Challenge → Locate each line below that includes "color" and reproduce it.

---------------

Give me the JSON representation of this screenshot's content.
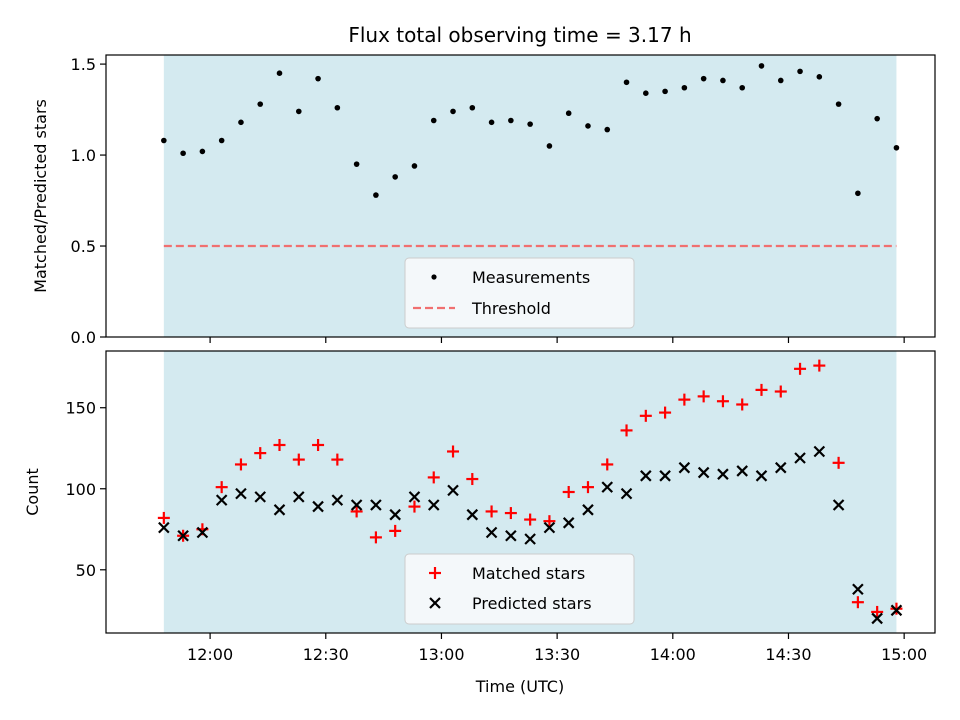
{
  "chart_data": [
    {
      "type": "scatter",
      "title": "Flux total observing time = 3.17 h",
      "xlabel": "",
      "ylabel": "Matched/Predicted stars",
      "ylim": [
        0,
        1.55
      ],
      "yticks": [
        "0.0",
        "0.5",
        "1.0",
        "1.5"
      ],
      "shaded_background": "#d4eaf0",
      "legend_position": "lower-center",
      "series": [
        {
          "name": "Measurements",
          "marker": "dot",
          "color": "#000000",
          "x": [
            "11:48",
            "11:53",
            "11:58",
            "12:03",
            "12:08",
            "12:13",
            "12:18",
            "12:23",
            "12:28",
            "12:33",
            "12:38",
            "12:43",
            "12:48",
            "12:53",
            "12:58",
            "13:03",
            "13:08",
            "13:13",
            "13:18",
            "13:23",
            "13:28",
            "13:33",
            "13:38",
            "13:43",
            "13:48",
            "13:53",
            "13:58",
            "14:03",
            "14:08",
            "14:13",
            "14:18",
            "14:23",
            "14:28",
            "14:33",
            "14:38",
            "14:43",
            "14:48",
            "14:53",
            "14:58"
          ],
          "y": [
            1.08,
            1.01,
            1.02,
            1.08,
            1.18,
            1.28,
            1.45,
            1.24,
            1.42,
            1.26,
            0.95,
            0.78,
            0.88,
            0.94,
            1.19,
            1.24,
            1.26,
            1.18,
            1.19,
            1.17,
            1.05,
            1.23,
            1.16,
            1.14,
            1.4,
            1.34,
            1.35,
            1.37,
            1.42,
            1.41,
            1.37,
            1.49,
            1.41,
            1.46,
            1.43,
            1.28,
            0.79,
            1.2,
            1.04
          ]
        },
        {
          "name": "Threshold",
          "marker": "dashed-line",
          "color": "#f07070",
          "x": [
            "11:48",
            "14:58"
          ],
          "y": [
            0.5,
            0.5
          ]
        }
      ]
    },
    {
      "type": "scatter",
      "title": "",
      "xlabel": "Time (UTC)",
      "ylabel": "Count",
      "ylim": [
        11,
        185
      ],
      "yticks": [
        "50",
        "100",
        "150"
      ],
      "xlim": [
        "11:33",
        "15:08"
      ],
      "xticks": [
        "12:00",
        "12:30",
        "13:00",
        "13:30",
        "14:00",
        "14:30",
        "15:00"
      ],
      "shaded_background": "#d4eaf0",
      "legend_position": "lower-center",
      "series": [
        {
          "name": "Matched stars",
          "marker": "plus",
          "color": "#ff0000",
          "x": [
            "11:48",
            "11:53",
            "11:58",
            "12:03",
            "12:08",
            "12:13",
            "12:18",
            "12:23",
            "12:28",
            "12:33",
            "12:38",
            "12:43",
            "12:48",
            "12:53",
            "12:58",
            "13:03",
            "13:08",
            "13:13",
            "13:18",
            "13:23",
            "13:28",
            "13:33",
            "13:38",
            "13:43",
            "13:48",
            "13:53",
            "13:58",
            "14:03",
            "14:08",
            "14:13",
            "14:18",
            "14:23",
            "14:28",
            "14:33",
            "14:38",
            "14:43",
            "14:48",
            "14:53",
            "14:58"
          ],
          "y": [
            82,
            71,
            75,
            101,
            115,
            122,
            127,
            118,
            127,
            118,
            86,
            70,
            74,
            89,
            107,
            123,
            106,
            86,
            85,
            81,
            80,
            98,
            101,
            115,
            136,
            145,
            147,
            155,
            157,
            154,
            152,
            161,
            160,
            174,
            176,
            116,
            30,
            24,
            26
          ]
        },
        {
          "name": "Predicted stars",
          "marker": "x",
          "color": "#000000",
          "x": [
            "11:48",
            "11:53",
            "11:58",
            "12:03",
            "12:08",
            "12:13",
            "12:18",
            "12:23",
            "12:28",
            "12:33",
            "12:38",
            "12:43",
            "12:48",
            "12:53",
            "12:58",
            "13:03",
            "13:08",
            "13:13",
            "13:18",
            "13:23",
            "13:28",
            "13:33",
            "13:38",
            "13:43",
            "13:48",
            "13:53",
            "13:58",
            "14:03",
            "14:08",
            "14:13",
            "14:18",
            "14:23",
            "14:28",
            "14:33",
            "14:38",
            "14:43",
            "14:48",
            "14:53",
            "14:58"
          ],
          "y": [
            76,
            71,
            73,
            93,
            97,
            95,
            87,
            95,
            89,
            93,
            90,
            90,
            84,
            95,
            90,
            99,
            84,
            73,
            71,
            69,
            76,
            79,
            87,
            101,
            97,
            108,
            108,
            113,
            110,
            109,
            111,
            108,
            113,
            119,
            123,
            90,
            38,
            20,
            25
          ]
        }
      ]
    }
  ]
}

---------------

Exercise response →
          "color": "#000000",
          "color": "#f07070",
          "color": "#ff0000",
          "color": "#000000",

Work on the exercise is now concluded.